__DIRECTIONS__
Resume the essay below on Hollis Frampton's film Critical Mass, carrying it forward from its final sentence.

— BEGIN DOCUMENT EXCERPT —

HF_criticalmass

By Chuck Stephens

I

Hollis Frampton is speaking: “Whatever is inevitable, however arbitrary its origins, acquires through custom something like gravitational mass, and gathers about itself a resonant nimbus of metaphoric energy.”

II

Anatomy of a break-up: shit flies apart.

Experimental filmmaking titan Hollis Frampton’s Critical Mass—a lock-groove valentine from a young lovers’ meltdown-already-in-progress—was filmed on two one-hundred-foot rolls of black-and-white 16mm stock during February of 1971, on the same SUNY Binghamton campus where Ernie Gehr had photographed his stroboscopic still life Serene Velocity the year before. One of the group of Frampton’s films known collectively as Hapax Legomena—a Greek phrase which the filmmaker parsed alternately as “unique words” (i.e., words unique in an author’s corpus), and as “things said once”—Critical Mass is either a boho melodrama or a structuralist jape (and, depending on your temperament, probably a good deal more). One thing is certain: very little in this angry, funny film occurs only once.

The set-up is simple: “He” (sullen film student Frank Albetta) has just returned, unrepentant, to the apartment he shares with his girlfriend after an unexplained absence of two days. “She” (volatile, voluble classmate Barbara DeBenedetto) has been waiting for him all that time and is now, to put it mildly, extremely fucking pissed. The film’s melodrama—an emotion-choked, method-actor-y gander at a few highly charged moments of a couple’s ongoing relationship crisis—is also its sitcom: a kind of polyglot culture comedy about today’s crazy kids, too young to have been at the Exploding Plastic Inevitable, too skuzzy for an episode of All in the Family, but absolutely ready for rock-and-roll grad school and anything else that leads to the Ramones. But it’s not so much what Critical Mass is about as how it’s about. With Steve Reich’s 1966 tape-loop rondo “Come Out” as a structural touchstone, the movie’s a diachronic, minimalist remix in which every cadence of hot-headed accusation, every callow swerve into misdirection seems iterated only to be reiterated—an eternally unfolding and infernally unending falling-out, in which every fragment of dialogue is spluttered once, shouted twice, then stuttered into thrice by Frampton’s three-steps-forward-one-step-back, elusively algorithmic dice-and-splice.

— END DOCUMENT EXCERPT —
— BEGIN RAW RECORDS —

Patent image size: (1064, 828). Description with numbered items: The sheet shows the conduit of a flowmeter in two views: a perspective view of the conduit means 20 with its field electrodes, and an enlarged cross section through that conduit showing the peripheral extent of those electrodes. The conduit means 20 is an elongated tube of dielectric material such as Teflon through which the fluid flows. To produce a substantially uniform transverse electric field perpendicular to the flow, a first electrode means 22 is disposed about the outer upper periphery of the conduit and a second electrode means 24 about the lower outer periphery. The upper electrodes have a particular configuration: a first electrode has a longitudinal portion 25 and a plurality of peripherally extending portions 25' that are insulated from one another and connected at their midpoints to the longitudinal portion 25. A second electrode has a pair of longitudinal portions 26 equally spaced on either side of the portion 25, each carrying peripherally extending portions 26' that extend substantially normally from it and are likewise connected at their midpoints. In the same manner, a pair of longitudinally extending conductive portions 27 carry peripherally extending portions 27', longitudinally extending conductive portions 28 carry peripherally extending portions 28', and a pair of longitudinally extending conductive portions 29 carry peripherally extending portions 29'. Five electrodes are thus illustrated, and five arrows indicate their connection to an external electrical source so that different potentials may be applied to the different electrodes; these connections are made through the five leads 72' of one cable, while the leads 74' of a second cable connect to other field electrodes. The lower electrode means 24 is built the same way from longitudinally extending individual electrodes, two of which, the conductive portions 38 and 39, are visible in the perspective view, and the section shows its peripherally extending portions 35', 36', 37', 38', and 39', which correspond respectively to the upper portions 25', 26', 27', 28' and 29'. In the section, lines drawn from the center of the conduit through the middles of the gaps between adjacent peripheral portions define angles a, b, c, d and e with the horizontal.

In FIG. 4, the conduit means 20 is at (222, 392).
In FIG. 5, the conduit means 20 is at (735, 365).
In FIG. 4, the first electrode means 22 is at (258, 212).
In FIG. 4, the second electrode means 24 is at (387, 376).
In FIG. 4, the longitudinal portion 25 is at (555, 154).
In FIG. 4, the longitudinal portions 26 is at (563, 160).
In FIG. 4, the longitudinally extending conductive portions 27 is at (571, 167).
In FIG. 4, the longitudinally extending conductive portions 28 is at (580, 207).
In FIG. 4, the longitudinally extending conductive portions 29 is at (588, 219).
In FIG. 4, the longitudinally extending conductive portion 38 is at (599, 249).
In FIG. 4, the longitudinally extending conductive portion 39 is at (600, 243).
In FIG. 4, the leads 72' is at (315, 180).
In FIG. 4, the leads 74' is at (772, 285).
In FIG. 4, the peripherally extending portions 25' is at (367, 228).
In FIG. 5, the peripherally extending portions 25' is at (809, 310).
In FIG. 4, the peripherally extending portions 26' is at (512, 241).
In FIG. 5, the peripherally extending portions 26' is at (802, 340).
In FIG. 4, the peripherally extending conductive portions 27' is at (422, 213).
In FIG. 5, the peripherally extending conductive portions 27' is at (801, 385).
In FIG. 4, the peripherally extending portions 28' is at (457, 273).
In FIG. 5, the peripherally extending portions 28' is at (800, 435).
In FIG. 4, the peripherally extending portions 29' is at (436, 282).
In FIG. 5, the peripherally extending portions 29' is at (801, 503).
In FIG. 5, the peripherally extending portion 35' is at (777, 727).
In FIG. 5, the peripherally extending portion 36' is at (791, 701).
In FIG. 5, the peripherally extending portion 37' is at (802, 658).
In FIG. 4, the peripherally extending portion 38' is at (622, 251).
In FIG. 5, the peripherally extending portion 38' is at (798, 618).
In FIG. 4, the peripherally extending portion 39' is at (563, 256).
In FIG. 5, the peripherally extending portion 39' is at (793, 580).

— END RAW RECORDS —

__WRITTEN REPLY__
“Frampton eventually made three copies of both the sound and picture he had recorded,” explains film and media scholar Ken Eisenstein, “and by cutting them repetitively, he pulsed the material, expanding, ‘in the sense of Styrofoam, the bubbled-up time in the thing.’” And when Frampton later described Critical Mass as “a film about accounting for your time,” he was being typically wry, and typically multiple: there are all kinds of time bubbled-up in the thing. The argument itself lasts (let’s say) ten minutes, the entirety of which was tape-recorded, but because only six minutes of film footage of the argument was exposed, the film begins, ends, and alternately eclipses into flat black or bleaches into white for lengthy sections of its just over 25 minutes, even as the argument on the soundtrack rages and re-rages on. Swallows and sighs and howling silences loop and skip; when the images finally return, time’s begun to slide and the sync has slipped. Flustered hands, sullen wall, darkness is coming. Bubbled-up time, and time again.

Then there are bubbles that burst. While photographing Critical Mass (“noun, Physics: the minimum amount of fissile material needed to maintain a nuclear chain reaction”) in February, Frampton was unaware of the extent to which his own marriage was in the late stages of atomization. His wife finally left him in June; the filmmaker finally began editing his footage in October: “As I began to cut the footage, I began to understand why I had made it in the first place.” Here comes the sitcom again. “It wasn’t comic, particularly, in the making,” Frampton recalled of the circumstances and structural advances of the film, “[but] I extrapolate from that a general law of comedy that wasn’t a bit funny at the time.”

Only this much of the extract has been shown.